Return nothing but the lines from the line containing "Read this page and output its text content." through the last line of the records, reproduced exactly.

-- start of Supplied information --

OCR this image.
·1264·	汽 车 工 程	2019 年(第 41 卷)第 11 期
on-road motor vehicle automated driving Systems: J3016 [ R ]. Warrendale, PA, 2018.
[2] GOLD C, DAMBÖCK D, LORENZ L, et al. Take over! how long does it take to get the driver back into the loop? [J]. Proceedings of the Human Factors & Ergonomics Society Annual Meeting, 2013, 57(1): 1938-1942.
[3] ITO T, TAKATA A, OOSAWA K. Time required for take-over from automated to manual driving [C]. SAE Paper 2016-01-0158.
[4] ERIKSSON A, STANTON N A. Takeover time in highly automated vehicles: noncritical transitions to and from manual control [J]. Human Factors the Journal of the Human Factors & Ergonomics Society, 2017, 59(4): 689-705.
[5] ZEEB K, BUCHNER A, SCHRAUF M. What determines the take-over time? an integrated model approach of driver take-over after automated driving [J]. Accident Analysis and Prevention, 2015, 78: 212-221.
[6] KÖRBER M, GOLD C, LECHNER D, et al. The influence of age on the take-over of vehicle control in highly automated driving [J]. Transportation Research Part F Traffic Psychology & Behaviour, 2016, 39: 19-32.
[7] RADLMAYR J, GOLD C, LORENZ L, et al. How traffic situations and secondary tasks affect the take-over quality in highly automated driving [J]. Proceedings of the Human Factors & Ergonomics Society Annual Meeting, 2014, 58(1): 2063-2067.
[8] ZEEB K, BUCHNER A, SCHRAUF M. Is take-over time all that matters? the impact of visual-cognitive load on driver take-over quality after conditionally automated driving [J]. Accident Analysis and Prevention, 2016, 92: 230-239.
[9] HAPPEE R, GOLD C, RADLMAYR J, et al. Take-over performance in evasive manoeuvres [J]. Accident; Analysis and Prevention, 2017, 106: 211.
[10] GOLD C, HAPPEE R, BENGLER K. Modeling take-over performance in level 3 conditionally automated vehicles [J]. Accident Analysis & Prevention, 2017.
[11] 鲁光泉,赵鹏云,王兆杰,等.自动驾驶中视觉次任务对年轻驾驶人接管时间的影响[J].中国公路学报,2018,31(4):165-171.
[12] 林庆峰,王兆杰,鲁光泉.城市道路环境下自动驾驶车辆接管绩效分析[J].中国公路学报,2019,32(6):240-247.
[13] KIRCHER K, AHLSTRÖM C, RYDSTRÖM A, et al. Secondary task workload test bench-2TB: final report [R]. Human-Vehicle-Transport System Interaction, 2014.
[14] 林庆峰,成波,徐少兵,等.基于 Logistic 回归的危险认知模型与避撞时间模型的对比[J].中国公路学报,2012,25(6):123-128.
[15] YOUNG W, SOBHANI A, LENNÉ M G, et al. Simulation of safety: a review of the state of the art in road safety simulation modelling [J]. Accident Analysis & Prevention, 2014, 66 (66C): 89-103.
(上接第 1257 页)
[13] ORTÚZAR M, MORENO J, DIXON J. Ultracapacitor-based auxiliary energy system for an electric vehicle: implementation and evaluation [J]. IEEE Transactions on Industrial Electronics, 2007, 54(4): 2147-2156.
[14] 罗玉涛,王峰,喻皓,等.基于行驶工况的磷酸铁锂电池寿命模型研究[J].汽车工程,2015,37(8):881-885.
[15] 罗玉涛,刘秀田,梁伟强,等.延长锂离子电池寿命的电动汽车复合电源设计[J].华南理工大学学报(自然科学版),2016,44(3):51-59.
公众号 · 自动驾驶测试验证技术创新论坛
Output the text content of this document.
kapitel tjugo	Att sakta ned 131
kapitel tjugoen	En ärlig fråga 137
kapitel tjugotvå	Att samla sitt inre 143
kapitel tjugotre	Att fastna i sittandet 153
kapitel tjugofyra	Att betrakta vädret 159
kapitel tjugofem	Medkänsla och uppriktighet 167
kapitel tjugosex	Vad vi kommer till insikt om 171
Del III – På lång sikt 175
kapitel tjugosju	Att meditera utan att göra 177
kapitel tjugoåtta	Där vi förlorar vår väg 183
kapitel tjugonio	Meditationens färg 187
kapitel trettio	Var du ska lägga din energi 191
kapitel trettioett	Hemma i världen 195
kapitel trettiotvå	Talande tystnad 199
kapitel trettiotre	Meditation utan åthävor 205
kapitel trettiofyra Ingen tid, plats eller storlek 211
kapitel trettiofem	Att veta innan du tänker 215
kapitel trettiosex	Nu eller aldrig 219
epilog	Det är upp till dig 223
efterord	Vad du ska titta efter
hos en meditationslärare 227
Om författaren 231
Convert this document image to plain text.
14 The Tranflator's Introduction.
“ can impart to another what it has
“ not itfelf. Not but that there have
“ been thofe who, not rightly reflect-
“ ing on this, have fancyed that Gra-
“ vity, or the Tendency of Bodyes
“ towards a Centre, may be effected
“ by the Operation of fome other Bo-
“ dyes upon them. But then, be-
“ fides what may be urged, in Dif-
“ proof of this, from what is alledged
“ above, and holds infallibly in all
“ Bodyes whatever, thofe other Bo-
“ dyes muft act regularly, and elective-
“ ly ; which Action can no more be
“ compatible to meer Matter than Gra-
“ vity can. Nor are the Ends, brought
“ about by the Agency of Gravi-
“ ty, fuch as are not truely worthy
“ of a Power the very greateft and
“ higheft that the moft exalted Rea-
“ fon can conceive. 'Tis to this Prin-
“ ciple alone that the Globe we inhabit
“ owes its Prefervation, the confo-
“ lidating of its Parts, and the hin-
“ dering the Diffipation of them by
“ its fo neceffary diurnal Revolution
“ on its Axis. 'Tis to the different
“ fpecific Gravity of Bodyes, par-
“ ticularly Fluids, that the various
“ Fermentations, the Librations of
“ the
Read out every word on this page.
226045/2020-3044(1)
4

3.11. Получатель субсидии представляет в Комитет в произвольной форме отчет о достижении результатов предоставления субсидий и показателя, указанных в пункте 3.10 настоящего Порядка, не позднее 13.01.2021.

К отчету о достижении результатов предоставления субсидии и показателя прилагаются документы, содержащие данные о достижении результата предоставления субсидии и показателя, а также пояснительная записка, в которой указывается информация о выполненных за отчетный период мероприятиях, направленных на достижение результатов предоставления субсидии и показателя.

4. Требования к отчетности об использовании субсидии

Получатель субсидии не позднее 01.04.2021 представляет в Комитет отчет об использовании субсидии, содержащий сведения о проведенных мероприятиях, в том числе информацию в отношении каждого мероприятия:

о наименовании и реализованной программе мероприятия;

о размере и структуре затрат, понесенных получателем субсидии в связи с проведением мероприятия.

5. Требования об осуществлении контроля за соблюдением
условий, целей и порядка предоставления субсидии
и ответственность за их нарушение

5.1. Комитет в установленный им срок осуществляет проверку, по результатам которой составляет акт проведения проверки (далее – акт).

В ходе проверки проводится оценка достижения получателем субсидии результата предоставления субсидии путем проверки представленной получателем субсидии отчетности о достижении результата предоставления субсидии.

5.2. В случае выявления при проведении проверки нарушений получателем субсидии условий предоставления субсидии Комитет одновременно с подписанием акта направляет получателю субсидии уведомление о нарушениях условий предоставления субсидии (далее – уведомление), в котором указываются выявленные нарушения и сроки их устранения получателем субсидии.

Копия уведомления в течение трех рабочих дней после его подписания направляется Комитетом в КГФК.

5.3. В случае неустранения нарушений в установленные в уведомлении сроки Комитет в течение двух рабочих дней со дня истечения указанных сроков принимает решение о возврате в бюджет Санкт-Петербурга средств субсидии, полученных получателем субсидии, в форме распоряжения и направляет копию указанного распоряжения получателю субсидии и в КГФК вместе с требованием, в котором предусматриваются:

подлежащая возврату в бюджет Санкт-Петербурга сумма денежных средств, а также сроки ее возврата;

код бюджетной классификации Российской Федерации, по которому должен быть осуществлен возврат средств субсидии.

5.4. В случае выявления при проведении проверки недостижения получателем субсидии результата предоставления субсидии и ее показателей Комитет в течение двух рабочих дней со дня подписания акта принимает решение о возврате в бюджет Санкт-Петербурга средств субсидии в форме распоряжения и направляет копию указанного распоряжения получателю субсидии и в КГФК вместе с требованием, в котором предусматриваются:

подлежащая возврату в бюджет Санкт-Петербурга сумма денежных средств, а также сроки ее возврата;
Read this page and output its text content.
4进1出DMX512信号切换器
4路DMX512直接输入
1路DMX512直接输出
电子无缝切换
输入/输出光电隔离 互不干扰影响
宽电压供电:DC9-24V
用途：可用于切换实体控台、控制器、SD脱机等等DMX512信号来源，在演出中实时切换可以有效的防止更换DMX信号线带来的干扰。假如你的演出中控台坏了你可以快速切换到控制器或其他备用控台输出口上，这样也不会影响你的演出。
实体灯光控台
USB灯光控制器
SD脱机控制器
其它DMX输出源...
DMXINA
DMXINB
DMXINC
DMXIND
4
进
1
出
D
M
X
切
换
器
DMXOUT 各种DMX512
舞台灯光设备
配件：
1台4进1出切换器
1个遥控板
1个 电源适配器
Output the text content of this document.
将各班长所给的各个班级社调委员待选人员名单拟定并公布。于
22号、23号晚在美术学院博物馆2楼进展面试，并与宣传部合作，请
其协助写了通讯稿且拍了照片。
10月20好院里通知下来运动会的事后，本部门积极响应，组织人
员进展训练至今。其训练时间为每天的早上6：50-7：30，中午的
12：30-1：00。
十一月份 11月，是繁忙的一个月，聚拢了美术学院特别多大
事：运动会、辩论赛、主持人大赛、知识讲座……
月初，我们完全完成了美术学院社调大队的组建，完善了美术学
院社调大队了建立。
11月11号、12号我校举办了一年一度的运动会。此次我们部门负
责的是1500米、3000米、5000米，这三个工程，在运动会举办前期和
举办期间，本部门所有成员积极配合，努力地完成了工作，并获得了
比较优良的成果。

-- end of Supplied information --

Complete output >>
Read this page and output its text content.
4进1出DMX512信号切换器
4路DMX512直接输入
1路DMX512直接输出
电子无缝切换
输入/输出光电隔离 互不干扰影响
宽电压供电:DC9-24V
用途：可用于切换实体控台、控制器、SD脱机等等DMX512信号来源，在演出中实时切换可以有效的防止更换DMX信号线带来的干扰。假如你的演出中控台坏了你可以快速切换到控制器或其他备用控台输出口上，这样也不会影响你的演出。
实体灯光控台
USB灯光控制器
SD脱机控制器
其它DMX输出源...
DMXINA
DMXINB
DMXINC
DMXIND
4
进
1
出
D
M
X
切
换
器
DMXOUT 各种DMX512
舞台灯光设备
配件：
1台4进1出切换器
1个遥控板
1个 电源适配器
Output the text content of this document.
将各班长所给的各个班级社调委员待选人员名单拟定并公布。于
22号、23号晚在美术学院博物馆2楼进展面试，并与宣传部合作，请
其协助写了通讯稿且拍了照片。
10月20好院里通知下来运动会的事后，本部门积极响应，组织人
员进展训练至今。其训练时间为每天的早上6：50-7：30，中午的
12：30-1：00。
十一月份 11月，是繁忙的一个月，聚拢了美术学院特别多大
事：运动会、辩论赛、主持人大赛、知识讲座……
月初，我们完全完成了美术学院社调大队的组建，完善了美术学
院社调大队了建立。
11月11号、12号我校举办了一年一度的运动会。此次我们部门负
责的是1500米、3000米、5000米，这三个工程，在运动会举办前期和
举办期间，本部门所有成员积极配合，努力地完成了工作，并获得了
比较优良的成果。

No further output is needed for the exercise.